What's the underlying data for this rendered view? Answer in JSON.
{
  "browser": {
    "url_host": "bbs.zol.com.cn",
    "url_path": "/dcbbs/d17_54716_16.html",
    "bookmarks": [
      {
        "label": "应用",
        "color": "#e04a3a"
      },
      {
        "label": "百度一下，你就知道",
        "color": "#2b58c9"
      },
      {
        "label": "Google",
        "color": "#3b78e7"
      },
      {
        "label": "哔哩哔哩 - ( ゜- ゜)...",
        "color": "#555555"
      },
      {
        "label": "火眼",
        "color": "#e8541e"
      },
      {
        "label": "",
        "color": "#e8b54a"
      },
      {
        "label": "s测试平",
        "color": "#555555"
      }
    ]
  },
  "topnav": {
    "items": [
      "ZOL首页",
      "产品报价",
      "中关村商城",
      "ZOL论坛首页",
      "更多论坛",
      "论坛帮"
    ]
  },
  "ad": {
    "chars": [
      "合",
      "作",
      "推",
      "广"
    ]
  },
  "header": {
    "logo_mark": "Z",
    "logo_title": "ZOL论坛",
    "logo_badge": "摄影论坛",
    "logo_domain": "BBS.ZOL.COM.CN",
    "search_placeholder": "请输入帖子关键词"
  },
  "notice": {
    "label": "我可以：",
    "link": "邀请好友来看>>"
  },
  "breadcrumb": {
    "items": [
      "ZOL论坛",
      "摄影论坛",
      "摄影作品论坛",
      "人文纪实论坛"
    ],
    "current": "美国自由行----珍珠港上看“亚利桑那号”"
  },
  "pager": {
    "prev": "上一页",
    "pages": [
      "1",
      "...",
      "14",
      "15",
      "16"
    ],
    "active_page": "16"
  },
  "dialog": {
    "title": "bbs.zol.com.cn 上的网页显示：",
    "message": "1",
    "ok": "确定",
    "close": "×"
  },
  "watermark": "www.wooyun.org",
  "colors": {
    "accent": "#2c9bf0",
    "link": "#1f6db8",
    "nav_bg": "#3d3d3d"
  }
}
· · ·
• **Exercise details**:
Please return the data above exactly as given.

• **Reply to the exercise**:
What's the underlying data for this rendered view? Answer in JSON.
{
  "browser": {
    "url_host": "bbs.zol.com.cn",
    "url_path": "/dcbbs/d17_54716_16.html",
    "bookmarks": [
      {
        "label": "应用",
        "color": "#e04a3a"
      },
      {
        "label": "百度一下，你就知道",
        "color": "#2b58c9"
      },
      {
        "label": "Google",
        "color": "#3b78e7"
      },
      {
        "label": "哔哩哔哩 - ( ゜- ゜)...",
        "color": "#555555"
      },
      {
        "label": "火眼",
        "color": "#e8541e"
      },
      {
        "label": "",
        "color": "#e8b54a"
      },
      {
        "label": "s测试平",
        "color": "#555555"
      }
    ]
  },
  "topnav": {
    "items": [
      "ZOL首页",
      "产品报价",
      "中关村商城",
      "ZOL论坛首页",
      "更多论坛",
      "论坛帮"
    ]
  },
  "ad": {
    "chars": [
      "合",
      "作",
      "推",
      "广"
    ]
  },
  "header": {
    "logo_mark": "Z",
    "logo_title": "ZOL论坛",
    "logo_badge": "摄影论坛",
    "logo_domain": "BBS.ZOL.COM.CN",
    "search_placeholder": "请输入帖子关键词"
  },
  "notice": {
    "label": "我可以：",
    "link": "邀请好友来看>>"
  },
  "breadcrumb": {
    "items": [
      "ZOL论坛",
      "摄影论坛",
      "摄影作品论坛",
      "人文纪实论坛"
    ],
    "current": "美国自由行----珍珠港上看“亚利桑那号”"
  },
  "pager": {
    "prev": "上一页",
    "pages": [
      "1",
      "...",
      "14",
      "15",
      "16"
    ],
    "active_page": "16"
  },
  "dialog": {
    "title": "bbs.zol.com.cn 上的网页显示：",
    "message": "1",
    "ok": "确定",
    "close": "×"
  },
  "watermark": "www.wooyun.org",
  "colors": {
    "accent": "#2c9bf0",
    "link": "#1f6db8",
    "nav_bg": "#3d3d3d"
  }
}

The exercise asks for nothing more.